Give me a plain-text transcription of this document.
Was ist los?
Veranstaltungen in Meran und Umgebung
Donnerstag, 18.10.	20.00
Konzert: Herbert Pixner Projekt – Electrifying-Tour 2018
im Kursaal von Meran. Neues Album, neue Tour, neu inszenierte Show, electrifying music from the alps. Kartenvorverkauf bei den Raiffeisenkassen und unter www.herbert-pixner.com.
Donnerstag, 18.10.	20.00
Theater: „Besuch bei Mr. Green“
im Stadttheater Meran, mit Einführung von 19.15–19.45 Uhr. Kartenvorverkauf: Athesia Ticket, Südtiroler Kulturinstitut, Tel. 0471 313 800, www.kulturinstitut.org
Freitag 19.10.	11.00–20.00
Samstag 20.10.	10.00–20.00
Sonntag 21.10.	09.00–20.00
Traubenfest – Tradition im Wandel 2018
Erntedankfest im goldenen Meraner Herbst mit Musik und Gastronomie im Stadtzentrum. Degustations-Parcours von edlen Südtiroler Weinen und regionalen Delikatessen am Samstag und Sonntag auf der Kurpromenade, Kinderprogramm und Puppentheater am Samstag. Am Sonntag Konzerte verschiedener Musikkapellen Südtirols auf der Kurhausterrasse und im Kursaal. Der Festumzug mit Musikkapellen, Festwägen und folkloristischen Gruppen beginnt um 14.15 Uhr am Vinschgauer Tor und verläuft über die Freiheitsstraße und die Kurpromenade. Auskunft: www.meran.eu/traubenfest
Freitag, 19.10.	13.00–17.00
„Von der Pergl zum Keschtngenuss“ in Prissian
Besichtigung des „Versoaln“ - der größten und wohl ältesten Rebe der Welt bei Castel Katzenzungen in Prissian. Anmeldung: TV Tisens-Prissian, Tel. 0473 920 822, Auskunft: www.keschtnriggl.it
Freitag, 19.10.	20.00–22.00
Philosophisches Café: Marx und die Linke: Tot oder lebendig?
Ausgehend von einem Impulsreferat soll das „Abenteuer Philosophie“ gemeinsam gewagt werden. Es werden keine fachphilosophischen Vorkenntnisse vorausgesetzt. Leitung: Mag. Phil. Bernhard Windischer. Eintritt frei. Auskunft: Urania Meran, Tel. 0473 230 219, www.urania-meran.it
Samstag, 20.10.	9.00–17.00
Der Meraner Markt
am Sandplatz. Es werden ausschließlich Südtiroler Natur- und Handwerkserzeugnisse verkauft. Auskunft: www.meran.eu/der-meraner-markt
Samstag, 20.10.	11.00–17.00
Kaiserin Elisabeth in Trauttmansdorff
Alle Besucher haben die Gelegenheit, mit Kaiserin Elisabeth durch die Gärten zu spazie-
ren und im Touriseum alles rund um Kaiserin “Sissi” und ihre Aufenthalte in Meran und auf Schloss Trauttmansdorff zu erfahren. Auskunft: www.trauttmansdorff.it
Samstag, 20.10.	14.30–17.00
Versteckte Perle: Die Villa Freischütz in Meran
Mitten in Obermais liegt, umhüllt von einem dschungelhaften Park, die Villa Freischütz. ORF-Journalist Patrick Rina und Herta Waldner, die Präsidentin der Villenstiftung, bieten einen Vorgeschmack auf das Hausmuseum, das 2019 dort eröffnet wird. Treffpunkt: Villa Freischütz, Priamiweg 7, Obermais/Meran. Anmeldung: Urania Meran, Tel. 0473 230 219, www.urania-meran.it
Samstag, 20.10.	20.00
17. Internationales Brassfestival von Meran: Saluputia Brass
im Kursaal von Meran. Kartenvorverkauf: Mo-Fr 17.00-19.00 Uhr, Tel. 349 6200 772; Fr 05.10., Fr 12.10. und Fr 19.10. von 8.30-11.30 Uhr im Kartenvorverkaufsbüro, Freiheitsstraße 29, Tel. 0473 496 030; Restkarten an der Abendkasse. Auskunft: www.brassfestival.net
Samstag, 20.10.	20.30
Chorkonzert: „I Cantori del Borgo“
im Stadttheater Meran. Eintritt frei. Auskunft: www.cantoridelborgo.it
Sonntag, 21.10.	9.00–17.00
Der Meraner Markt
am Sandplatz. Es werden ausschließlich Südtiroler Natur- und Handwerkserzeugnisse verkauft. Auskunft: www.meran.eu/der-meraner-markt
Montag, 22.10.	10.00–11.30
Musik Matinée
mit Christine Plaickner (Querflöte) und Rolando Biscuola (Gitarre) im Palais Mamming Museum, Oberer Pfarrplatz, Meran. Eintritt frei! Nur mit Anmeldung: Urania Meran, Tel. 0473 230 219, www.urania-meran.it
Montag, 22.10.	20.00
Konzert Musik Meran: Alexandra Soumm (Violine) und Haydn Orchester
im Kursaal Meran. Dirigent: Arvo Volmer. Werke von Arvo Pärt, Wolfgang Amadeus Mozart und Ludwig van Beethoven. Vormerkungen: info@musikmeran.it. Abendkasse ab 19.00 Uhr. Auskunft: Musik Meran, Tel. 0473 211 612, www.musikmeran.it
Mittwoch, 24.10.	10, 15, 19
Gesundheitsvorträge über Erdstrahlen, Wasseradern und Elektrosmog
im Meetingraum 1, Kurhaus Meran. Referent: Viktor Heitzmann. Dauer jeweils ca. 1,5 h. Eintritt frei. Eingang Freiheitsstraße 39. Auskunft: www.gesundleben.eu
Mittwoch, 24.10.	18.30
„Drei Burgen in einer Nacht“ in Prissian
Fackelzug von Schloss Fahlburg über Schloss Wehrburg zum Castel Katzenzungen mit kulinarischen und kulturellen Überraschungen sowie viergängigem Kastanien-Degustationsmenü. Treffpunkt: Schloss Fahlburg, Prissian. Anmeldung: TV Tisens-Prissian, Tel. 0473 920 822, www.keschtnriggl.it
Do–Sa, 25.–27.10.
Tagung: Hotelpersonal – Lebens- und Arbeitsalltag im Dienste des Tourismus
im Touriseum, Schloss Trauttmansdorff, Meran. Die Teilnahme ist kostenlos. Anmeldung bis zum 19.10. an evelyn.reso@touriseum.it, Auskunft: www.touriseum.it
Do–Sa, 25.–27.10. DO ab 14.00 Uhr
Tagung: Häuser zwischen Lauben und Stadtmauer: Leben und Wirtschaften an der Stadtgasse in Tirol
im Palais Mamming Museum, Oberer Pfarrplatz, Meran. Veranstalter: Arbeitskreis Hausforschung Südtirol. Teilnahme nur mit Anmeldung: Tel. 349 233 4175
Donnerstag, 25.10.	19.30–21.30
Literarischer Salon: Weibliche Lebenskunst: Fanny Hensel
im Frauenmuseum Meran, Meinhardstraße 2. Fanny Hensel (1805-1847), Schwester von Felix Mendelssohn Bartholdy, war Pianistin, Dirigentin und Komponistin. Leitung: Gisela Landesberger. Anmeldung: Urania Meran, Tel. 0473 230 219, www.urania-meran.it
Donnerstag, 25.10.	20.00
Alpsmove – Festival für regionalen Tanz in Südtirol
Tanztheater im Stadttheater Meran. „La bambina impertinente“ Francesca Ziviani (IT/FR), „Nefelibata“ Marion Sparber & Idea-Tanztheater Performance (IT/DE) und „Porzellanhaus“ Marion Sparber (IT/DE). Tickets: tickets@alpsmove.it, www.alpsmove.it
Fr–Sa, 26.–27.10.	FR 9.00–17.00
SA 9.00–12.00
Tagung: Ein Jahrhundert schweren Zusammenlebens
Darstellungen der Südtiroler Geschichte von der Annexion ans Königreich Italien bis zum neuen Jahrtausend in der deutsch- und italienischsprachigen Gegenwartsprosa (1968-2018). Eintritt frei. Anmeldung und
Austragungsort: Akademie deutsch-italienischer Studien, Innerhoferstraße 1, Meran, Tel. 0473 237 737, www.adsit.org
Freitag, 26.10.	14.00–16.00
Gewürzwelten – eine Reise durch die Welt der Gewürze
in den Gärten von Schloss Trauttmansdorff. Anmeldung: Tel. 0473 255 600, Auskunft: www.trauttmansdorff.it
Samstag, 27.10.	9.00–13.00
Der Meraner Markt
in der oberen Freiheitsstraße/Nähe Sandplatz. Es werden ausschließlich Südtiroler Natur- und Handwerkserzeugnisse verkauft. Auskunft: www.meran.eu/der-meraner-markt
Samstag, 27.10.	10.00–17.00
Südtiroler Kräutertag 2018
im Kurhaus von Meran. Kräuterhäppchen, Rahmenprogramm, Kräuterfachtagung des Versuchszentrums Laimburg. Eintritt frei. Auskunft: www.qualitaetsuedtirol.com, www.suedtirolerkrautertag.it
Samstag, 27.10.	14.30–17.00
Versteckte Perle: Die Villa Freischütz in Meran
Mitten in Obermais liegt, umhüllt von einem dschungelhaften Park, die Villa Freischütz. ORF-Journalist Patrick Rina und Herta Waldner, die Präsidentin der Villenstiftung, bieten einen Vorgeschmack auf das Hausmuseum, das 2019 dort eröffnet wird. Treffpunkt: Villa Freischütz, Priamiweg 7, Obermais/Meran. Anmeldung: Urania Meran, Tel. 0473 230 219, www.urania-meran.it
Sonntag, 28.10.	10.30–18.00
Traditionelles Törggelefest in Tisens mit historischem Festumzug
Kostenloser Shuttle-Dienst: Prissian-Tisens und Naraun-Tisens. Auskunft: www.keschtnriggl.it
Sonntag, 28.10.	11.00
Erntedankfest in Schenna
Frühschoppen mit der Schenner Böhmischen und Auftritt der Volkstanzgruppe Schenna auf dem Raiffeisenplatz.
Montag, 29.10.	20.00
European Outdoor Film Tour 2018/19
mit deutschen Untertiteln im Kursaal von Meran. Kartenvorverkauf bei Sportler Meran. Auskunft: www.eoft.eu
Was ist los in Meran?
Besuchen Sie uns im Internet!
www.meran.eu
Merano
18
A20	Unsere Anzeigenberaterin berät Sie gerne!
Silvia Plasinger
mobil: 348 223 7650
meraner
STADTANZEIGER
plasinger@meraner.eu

- Problem:
In the records above, locate each line with the word "durch". Copy all such lines.

- Exercise output:
Alle Besucher haben die Gelegenheit, mit Kaiserin Elisabeth durch die Gärten zu spazie-
Gewürzwelten – eine Reise durch die Welt der Gewürze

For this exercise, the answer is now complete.